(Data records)

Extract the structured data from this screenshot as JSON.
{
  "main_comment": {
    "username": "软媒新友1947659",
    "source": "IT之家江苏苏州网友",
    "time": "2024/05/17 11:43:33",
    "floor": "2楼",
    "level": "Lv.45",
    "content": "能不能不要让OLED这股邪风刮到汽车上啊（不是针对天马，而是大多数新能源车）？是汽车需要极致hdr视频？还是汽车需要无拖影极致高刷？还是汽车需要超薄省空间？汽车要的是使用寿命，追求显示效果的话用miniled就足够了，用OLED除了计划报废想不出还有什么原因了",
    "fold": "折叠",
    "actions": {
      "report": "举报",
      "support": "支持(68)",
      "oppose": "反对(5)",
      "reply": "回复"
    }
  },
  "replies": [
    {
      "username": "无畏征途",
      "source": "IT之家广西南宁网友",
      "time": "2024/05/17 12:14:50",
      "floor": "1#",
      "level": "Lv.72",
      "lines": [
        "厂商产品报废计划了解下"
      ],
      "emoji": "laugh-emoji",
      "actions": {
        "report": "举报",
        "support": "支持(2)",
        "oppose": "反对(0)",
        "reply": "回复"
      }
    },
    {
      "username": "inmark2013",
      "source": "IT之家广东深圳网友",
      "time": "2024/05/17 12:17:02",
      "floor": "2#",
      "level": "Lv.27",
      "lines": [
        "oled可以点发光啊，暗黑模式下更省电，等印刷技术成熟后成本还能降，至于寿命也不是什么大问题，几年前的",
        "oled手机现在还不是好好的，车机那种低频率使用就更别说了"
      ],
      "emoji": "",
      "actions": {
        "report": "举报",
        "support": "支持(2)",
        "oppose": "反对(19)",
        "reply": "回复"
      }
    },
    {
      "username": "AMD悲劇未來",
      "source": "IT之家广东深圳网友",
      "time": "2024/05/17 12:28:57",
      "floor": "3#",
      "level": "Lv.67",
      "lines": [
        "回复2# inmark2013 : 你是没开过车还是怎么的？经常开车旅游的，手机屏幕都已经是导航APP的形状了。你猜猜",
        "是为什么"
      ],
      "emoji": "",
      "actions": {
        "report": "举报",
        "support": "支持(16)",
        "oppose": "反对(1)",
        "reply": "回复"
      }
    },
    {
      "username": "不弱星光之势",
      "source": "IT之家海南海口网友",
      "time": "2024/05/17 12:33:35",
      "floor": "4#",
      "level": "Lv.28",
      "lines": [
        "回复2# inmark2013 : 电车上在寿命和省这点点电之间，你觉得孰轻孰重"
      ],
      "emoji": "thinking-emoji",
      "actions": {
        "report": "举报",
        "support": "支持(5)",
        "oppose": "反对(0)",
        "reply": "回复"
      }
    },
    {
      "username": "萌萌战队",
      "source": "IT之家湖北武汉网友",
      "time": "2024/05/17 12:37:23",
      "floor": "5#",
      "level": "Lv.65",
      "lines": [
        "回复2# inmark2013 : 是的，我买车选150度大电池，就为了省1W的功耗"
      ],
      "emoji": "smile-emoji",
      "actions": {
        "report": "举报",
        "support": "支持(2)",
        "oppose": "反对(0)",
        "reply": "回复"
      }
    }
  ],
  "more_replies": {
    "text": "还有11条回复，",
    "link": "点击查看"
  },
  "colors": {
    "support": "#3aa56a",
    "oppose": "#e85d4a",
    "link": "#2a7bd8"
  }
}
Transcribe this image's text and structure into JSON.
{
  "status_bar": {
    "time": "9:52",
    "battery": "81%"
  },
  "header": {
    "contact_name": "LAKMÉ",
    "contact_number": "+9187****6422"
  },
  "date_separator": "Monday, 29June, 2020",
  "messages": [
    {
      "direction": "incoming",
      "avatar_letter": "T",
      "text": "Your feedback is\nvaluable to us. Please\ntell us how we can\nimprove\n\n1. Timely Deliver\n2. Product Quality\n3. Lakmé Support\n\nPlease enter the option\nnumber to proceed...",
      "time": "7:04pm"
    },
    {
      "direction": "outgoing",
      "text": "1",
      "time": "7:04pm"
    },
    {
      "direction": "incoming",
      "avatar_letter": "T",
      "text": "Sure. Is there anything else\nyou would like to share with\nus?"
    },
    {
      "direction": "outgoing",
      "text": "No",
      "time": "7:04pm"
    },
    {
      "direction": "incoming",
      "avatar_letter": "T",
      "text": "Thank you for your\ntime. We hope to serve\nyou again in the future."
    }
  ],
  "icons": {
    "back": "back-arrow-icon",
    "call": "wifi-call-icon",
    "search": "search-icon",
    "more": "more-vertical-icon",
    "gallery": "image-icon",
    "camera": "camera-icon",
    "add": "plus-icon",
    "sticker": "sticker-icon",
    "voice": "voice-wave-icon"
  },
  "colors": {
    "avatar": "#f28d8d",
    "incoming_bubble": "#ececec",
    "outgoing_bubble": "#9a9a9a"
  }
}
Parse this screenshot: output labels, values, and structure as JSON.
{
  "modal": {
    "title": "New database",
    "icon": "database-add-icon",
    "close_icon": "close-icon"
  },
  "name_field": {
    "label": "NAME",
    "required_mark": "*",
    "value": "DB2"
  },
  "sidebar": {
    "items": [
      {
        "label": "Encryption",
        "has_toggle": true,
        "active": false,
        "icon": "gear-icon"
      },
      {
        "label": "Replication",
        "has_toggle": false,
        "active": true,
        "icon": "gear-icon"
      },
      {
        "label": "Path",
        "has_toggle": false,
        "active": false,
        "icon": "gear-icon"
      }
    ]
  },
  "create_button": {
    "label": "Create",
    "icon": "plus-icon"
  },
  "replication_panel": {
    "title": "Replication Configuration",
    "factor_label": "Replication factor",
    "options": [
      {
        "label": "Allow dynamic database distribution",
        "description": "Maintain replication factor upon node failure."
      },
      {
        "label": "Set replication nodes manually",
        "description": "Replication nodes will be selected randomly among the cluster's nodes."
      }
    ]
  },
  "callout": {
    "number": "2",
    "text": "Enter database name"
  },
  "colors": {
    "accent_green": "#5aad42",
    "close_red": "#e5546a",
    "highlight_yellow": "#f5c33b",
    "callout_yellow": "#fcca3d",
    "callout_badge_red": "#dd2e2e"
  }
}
--
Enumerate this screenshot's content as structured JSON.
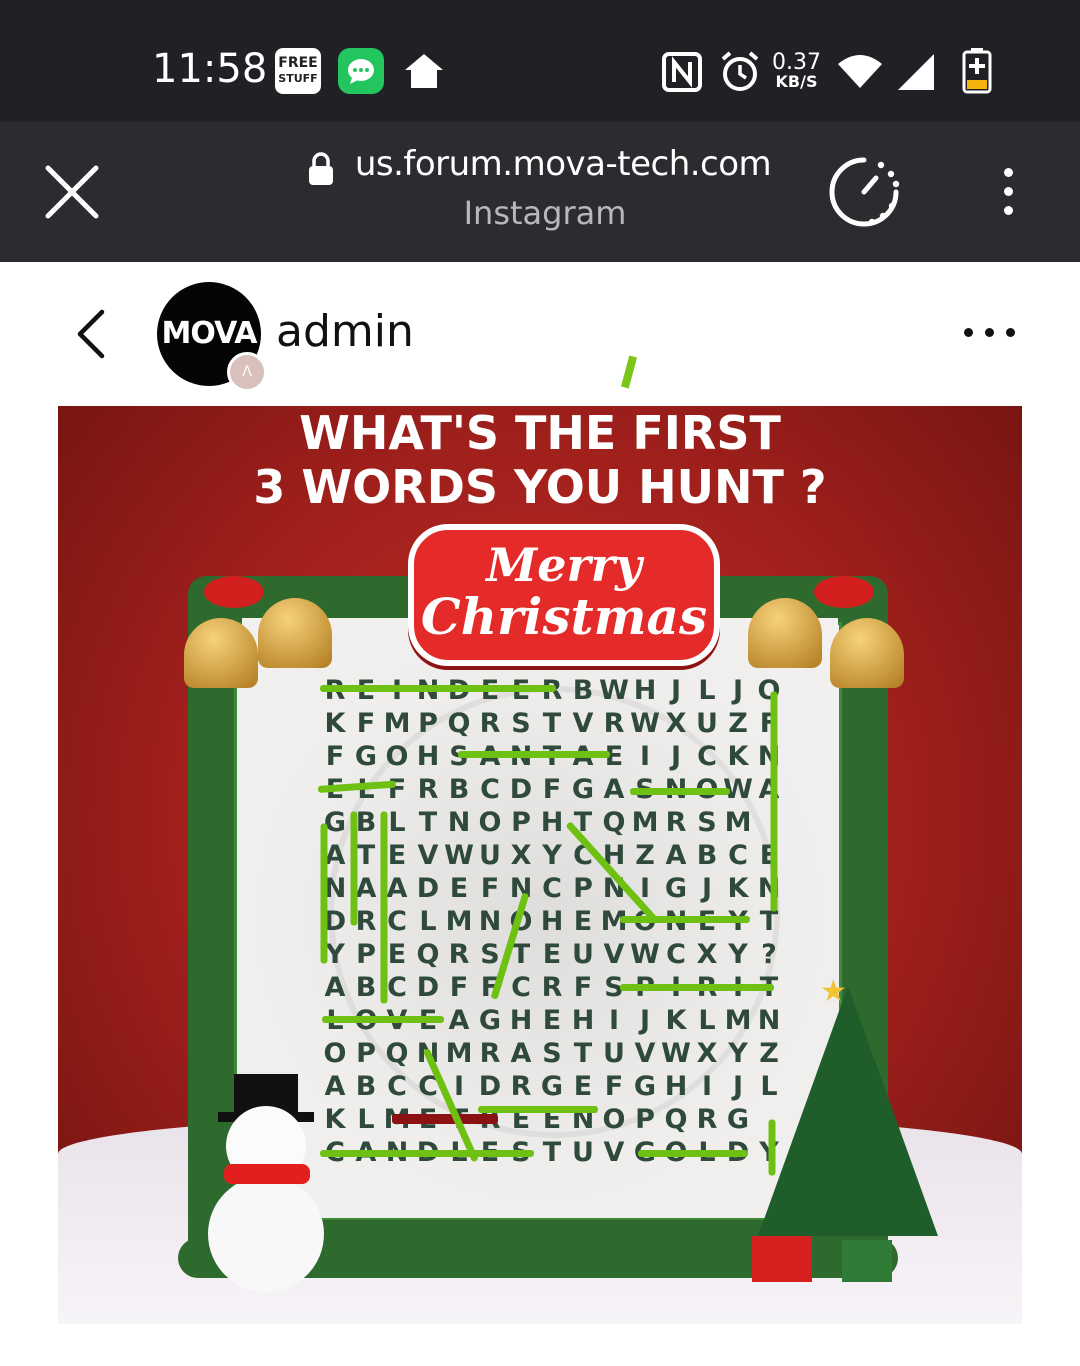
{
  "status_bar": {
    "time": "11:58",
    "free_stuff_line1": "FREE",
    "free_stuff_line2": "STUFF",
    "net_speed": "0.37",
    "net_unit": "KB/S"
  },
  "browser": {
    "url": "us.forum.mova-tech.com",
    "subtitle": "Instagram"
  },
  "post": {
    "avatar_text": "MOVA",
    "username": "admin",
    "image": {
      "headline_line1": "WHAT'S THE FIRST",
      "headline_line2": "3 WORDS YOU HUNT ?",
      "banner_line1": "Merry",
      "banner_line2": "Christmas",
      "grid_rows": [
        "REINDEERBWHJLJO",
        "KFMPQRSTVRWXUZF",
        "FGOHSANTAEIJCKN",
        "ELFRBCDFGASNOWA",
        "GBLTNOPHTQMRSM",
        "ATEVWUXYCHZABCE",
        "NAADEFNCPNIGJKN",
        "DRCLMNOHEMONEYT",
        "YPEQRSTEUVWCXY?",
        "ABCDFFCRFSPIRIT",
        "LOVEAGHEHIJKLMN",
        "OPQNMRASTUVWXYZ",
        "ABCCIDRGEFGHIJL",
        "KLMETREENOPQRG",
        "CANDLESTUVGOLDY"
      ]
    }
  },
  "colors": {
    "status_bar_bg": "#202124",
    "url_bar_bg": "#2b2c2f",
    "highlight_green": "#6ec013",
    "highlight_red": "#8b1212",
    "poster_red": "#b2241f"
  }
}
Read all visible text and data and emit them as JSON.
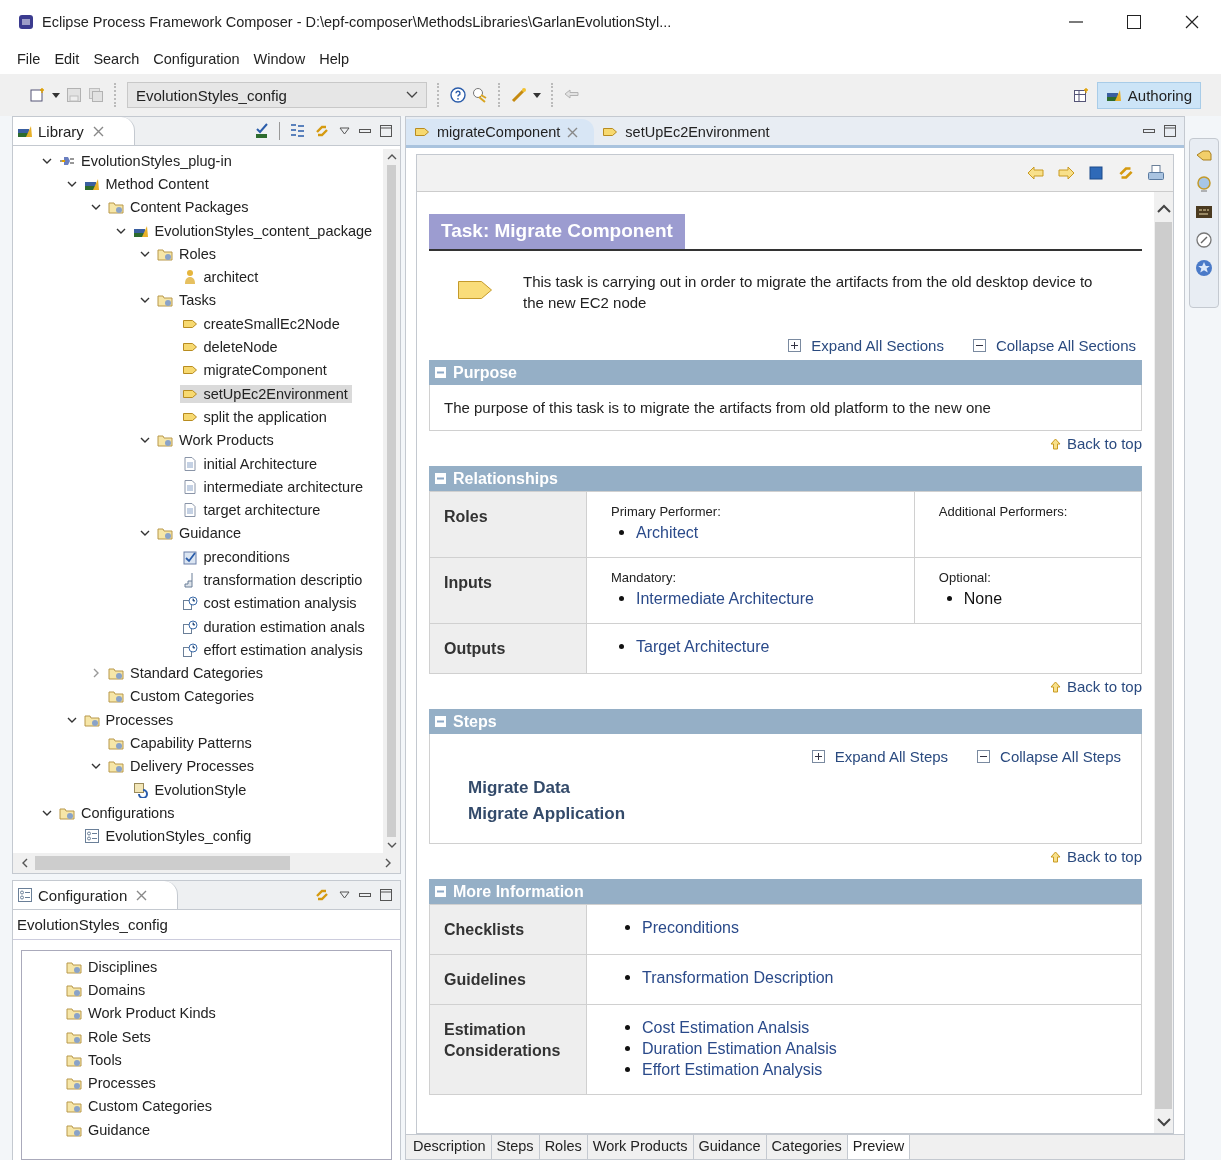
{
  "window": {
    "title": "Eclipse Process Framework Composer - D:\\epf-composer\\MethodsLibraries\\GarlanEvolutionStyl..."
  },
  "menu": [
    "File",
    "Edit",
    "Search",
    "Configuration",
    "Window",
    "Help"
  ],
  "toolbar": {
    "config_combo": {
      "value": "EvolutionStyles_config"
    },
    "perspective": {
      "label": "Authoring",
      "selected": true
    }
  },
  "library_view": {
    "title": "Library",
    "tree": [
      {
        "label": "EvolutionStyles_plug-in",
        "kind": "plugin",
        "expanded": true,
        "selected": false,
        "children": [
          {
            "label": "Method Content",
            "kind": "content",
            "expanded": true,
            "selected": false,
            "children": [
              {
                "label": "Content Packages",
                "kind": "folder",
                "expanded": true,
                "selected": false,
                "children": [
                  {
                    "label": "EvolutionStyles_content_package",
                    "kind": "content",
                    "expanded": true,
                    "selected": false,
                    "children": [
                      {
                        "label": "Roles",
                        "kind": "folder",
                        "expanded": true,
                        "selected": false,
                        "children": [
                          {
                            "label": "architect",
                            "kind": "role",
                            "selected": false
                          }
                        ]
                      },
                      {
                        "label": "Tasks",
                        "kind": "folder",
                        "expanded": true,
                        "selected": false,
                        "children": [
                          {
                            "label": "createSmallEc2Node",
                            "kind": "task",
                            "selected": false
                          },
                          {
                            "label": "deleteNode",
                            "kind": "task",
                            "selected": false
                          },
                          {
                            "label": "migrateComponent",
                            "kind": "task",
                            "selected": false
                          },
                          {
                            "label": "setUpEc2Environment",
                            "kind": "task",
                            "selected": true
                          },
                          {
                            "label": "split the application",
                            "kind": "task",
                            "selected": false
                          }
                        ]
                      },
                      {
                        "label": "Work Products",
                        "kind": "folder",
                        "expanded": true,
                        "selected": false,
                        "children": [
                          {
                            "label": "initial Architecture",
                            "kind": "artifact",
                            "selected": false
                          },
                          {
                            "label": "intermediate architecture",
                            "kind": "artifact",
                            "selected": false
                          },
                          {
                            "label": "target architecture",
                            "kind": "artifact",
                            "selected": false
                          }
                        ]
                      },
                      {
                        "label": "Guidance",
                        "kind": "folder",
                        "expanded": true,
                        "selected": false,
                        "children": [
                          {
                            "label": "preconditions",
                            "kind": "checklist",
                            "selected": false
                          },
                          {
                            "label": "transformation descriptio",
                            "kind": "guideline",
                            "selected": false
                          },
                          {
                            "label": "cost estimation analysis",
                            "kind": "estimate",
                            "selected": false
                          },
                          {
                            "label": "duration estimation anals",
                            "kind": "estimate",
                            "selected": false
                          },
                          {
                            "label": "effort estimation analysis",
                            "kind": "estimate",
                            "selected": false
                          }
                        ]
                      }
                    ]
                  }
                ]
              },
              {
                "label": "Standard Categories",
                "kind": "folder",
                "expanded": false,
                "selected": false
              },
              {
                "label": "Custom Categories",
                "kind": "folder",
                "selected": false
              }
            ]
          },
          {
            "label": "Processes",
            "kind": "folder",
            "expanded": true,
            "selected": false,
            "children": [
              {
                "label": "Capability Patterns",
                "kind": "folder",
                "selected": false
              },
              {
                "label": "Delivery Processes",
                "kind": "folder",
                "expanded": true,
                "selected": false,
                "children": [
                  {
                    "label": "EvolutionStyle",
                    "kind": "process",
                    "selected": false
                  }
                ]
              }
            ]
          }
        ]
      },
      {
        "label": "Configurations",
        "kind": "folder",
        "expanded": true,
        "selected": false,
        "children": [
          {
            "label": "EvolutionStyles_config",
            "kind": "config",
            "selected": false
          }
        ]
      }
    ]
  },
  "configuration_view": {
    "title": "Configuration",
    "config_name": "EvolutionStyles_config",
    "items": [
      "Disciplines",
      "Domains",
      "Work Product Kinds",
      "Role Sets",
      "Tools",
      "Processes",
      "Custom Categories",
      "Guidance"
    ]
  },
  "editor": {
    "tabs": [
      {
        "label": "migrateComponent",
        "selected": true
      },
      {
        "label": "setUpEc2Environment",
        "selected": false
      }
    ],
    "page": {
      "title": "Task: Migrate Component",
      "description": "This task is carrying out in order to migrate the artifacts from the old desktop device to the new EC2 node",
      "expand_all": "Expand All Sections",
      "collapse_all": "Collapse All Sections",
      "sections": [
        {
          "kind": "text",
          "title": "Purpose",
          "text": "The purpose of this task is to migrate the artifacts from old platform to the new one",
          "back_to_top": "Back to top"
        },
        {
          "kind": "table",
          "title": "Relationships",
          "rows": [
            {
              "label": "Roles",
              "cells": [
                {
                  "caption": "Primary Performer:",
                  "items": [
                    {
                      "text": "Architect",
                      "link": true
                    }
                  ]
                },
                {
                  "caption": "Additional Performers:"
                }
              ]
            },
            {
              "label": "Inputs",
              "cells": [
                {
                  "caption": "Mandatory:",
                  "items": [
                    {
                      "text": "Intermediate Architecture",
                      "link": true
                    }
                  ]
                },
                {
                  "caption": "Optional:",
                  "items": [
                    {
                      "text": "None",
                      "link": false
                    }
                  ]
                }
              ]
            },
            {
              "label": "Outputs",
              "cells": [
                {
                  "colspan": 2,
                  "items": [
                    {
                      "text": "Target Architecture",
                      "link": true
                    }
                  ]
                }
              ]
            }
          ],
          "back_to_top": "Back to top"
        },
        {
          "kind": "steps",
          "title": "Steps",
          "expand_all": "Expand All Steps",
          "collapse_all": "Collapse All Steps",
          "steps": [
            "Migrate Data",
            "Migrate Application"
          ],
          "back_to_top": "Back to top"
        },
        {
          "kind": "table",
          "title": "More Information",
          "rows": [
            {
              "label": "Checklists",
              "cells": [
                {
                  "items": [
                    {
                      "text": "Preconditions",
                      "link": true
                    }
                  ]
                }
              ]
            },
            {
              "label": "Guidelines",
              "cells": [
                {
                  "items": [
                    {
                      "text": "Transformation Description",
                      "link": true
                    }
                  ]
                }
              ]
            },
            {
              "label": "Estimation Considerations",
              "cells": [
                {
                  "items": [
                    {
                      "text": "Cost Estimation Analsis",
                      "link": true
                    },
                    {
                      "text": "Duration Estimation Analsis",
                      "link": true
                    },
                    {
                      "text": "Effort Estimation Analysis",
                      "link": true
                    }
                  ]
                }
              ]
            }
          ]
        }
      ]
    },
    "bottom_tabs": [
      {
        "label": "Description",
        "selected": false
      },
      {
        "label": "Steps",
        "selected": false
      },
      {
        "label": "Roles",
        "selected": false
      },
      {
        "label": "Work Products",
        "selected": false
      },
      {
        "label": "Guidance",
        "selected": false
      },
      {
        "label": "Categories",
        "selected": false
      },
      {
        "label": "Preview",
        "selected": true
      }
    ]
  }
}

__Task objective__:
Look through the entries and find each line that has the string "structured". Copy those lines.

__The output__:
Extract the structured data from this screenshot as JSON.
Enumerate this screenshot's content as structured JSON.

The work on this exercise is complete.